Write out the listing below without alteration, omitting its pictures.

- [RECORDS PROVIDED]
## Start
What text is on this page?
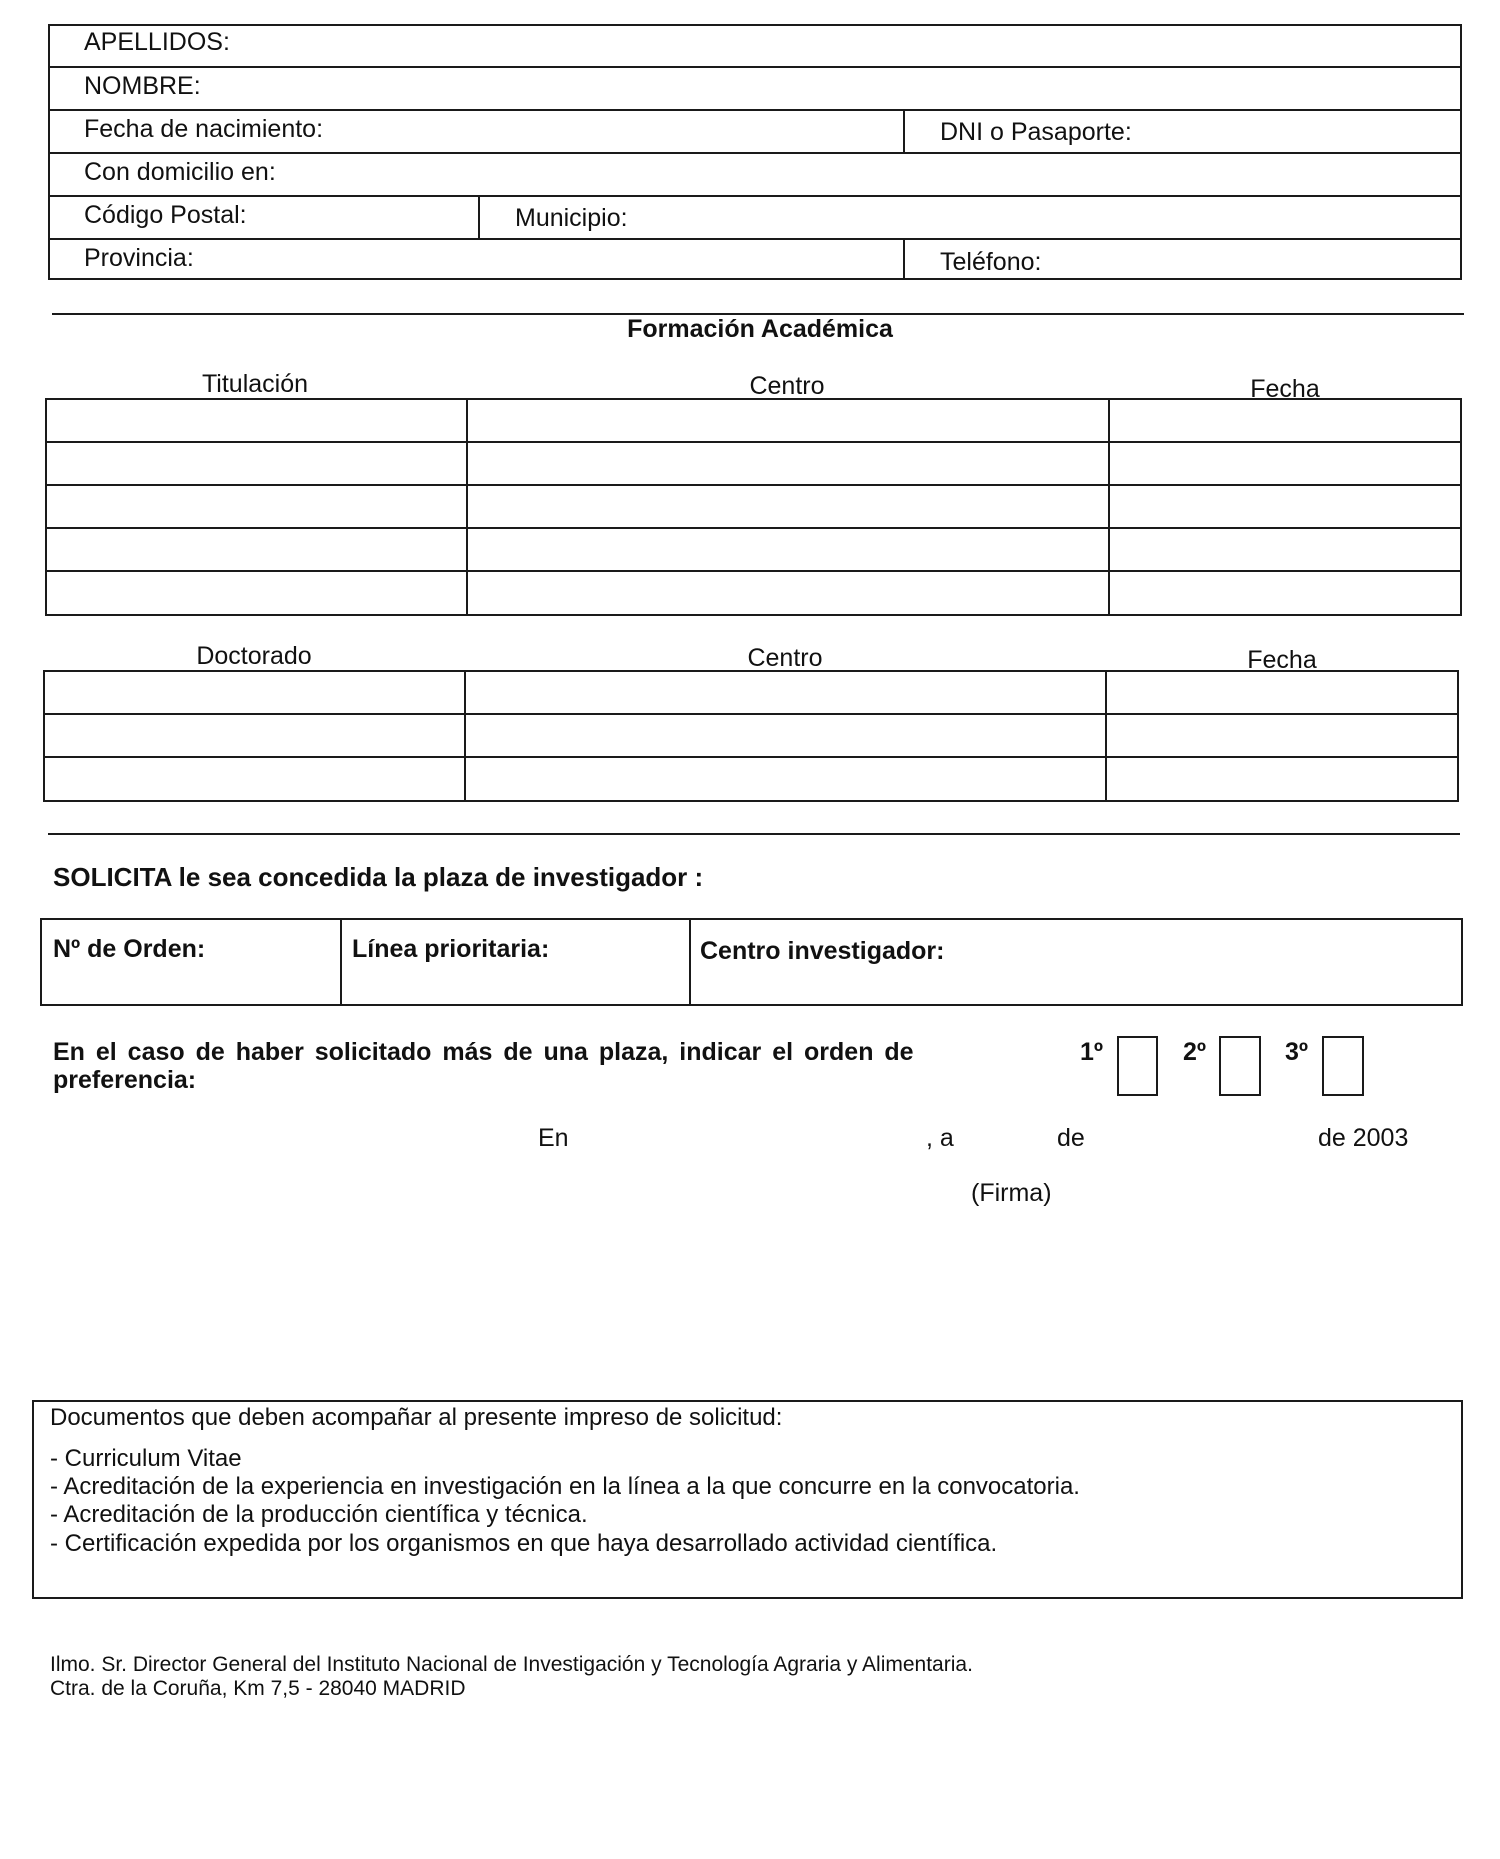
APELLIDOS:
NOMBRE:
Fecha de nacimiento:	DNI o Pasaporte:
Con domicilio en:
Código Postal:	Municipio:
Provincia:	Teléfono:
Formación Académica
Titulación	Centro	Fecha
Doctorado	Centro	Fecha
SOLICITA le sea concedida la plaza de investigador :
Nº de Orden:	Línea prioritaria:	Centro investigador:
En el caso de haber solicitado más de una plaza, indicar el orden de
preferencia:
1º	2º	3º
En	, a	de	de 2003
(Firma)
Documentos que deben acompañar al presente impreso de solicitud:
- Curriculum Vitae
- Acreditación de la experiencia en investigación en la línea a la que concurre en la convocatoria.
- Acreditación de la producción científica y técnica.
- Certificación expedida por los organismos en que haya desarrollado actividad científica.
Ilmo. Sr. Director General del Instituto Nacional de Investigación y Tecnología Agraria y Alimentaria.
Ctra. de la Coruña, Km 7,5 - 28040 MADRID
## End
- [WORKED ANSWER]
What text is on this page?
APELLIDOS:
NOMBRE:
Fecha de nacimiento:	DNI o Pasaporte:
Con domicilio en:
Código Postal:	Municipio:
Provincia:	Teléfono:
Formación Académica
Titulación	Centro	Fecha
Doctorado	Centro	Fecha
SOLICITA le sea concedida la plaza de investigador :
Nº de Orden:	Línea prioritaria:	Centro investigador:
En el caso de haber solicitado más de una plaza, indicar el orden de
preferencia:
1º	2º	3º
En	, a	de	de 2003
(Firma)
Documentos que deben acompañar al presente impreso de solicitud:
- Curriculum Vitae
- Acreditación de la experiencia en investigación en la línea a la que concurre en la convocatoria.
- Acreditación de la producción científica y técnica.
- Certificación expedida por los organismos en que haya desarrollado actividad científica.
Ilmo. Sr. Director General del Instituto Nacional de Investigación y Tecnología Agraria y Alimentaria.
Ctra. de la Coruña, Km 7,5 - 28040 MADRID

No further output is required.